Material for this task:
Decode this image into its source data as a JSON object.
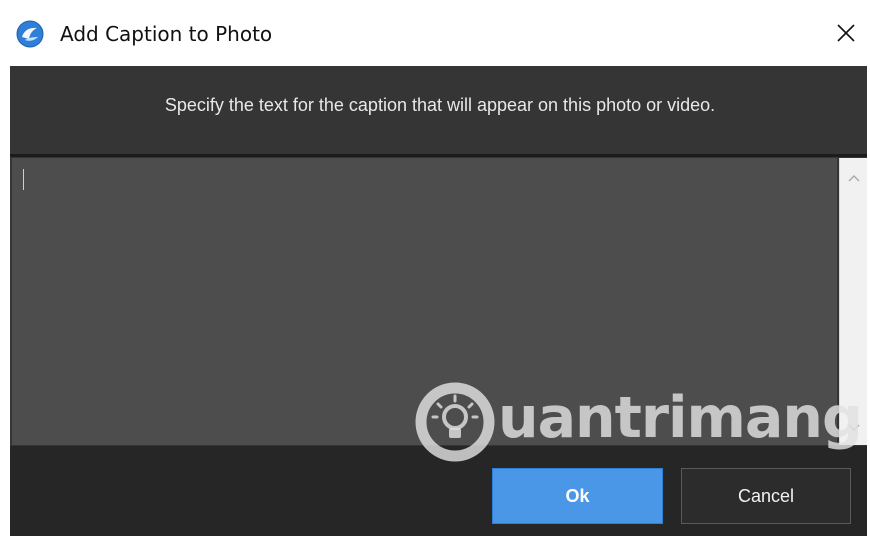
{
  "window": {
    "title": "Add Caption to Photo",
    "app_icon": "photo-app-icon",
    "close_icon": "close-icon"
  },
  "dialog": {
    "instructions": "Specify the text for the caption that will appear on this photo or video.",
    "caption_value": ""
  },
  "buttons": {
    "ok_label": "Ok",
    "cancel_label": "Cancel"
  },
  "watermark": {
    "text": "uantrimang",
    "icon": "lightbulb-icon"
  },
  "colors": {
    "dialog_bg": "#353535",
    "text_area_bg": "#4d4d4d",
    "button_bar_bg": "#262626",
    "ok_button": "#4a97e8"
  }
}
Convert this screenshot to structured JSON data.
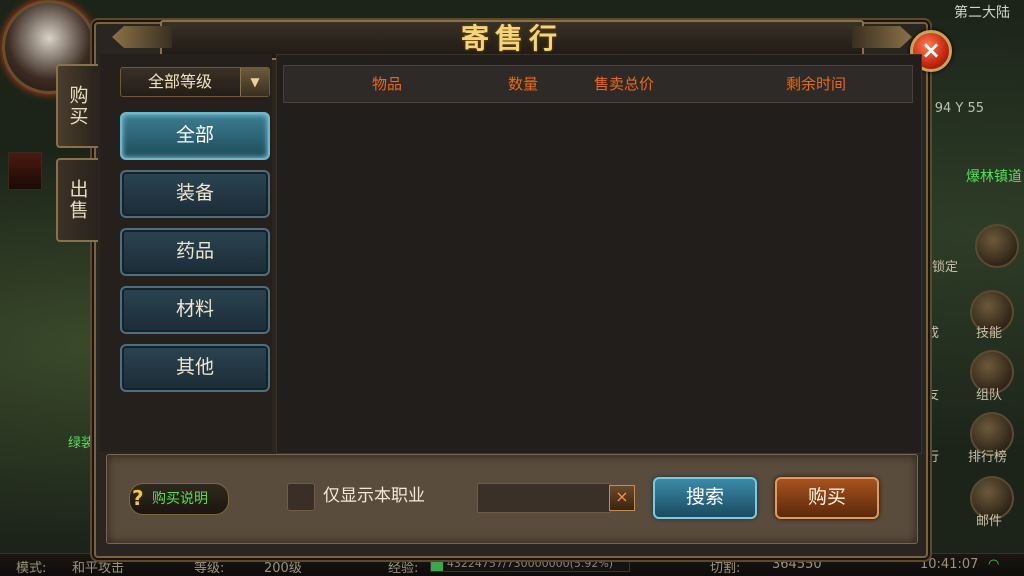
{
  "hud": {
    "region": "第二大陆",
    "coords": "94 Y 55",
    "npc_name": "爆林镇道",
    "side_labels": [
      "锁定",
      "技能",
      "组队",
      "排行榜",
      "邮件"
    ],
    "side_labels_partial": [
      "成",
      "友",
      "行"
    ],
    "left_label": "绿装"
  },
  "statusbar": {
    "mode_label": "模式:",
    "mode_value": "和平攻击",
    "level_label": "等级:",
    "level_value": "200级",
    "exp_label": "经验:",
    "exp_value": "43224757/730000000(5.92%)",
    "exp_fraction": 0.0592,
    "cut_label": "切割:",
    "cut_value": "364550",
    "time": "10:41:07"
  },
  "dialog": {
    "title": "寄售行",
    "close_glyph": "×",
    "tabs": [
      {
        "label": "购买",
        "active": true
      },
      {
        "label": "出售",
        "active": false
      }
    ],
    "grade_select": {
      "label": "全部等级",
      "arrow": "▼"
    },
    "categories": [
      {
        "label": "全部",
        "active": true
      },
      {
        "label": "装备",
        "active": false
      },
      {
        "label": "药品",
        "active": false
      },
      {
        "label": "材料",
        "active": false
      },
      {
        "label": "其他",
        "active": false
      }
    ],
    "columns": [
      "物品",
      "数量",
      "售卖总价",
      "剩余时间"
    ],
    "rows": [],
    "help": {
      "icon": "?",
      "label": "购买说明"
    },
    "filter_label": "仅显示本职业",
    "search_value": "",
    "clear_glyph": "×",
    "search_button": "搜索",
    "buy_button": "购买"
  },
  "colors": {
    "header_text": "#e86a1a",
    "title_gold": "#f2d67a",
    "help_green": "#55e04a"
  }
}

Direction: Gather each line in the entries above where the string "data" is found.

Reply to the task:
Decode this image into its source data as a JSON object.
Convert this screenshot to structured JSON data.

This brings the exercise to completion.